▶ Rows from a figure dataset:

%%

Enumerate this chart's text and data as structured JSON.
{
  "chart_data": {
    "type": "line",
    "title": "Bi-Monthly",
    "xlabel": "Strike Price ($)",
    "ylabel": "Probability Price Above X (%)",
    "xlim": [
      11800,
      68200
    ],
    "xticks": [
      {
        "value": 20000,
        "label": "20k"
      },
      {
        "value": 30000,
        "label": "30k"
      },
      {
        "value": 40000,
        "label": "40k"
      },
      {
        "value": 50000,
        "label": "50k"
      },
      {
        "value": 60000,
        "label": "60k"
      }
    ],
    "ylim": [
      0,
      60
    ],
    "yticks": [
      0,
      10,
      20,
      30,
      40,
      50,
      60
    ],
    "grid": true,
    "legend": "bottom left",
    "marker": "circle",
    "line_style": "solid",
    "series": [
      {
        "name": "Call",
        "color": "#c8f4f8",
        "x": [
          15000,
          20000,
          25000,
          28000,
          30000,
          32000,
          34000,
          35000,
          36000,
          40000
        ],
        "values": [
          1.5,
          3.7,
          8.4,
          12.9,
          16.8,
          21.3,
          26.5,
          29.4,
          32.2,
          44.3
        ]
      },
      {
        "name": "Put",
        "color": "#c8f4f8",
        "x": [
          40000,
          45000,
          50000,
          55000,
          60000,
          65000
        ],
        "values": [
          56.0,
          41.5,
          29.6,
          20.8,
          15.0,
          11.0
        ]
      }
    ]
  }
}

%%

▶ Exercise goal: Copy down the whole of the data above, matching it exactly.

▶ Expected answer:
Enumerate this chart's text and data as structured JSON.
{
  "chart_data": {
    "type": "line",
    "title": "Bi-Monthly",
    "xlabel": "Strike Price ($)",
    "ylabel": "Probability Price Above X (%)",
    "xlim": [
      11800,
      68200
    ],
    "xticks": [
      {
        "value": 20000,
        "label": "20k"
      },
      {
        "value": 30000,
        "label": "30k"
      },
      {
        "value": 40000,
        "label": "40k"
      },
      {
        "value": 50000,
        "label": "50k"
      },
      {
        "value": 60000,
        "label": "60k"
      }
    ],
    "ylim": [
      0,
      60
    ],
    "yticks": [
      0,
      10,
      20,
      30,
      40,
      50,
      60
    ],
    "grid": true,
    "legend": "bottom left",
    "marker": "circle",
    "line_style": "solid",
    "series": [
      {
        "name": "Call",
        "color": "#c8f4f8",
        "x": [
          15000,
          20000,
          25000,
          28000,
          30000,
          32000,
          34000,
          35000,
          36000,
          40000
        ],
        "values": [
          1.5,
          3.7,
          8.4,
          12.9,
          16.8,
          21.3,
          26.5,
          29.4,
          32.2,
          44.3
        ]
      },
      {
        "name": "Put",
        "color": "#c8f4f8",
        "x": [
          40000,
          45000,
          50000,
          55000,
          60000,
          65000
        ],
        "values": [
          56.0,
          41.5,
          29.6,
          20.8,
          15.0,
          11.0
        ]
      }
    ]
  }
}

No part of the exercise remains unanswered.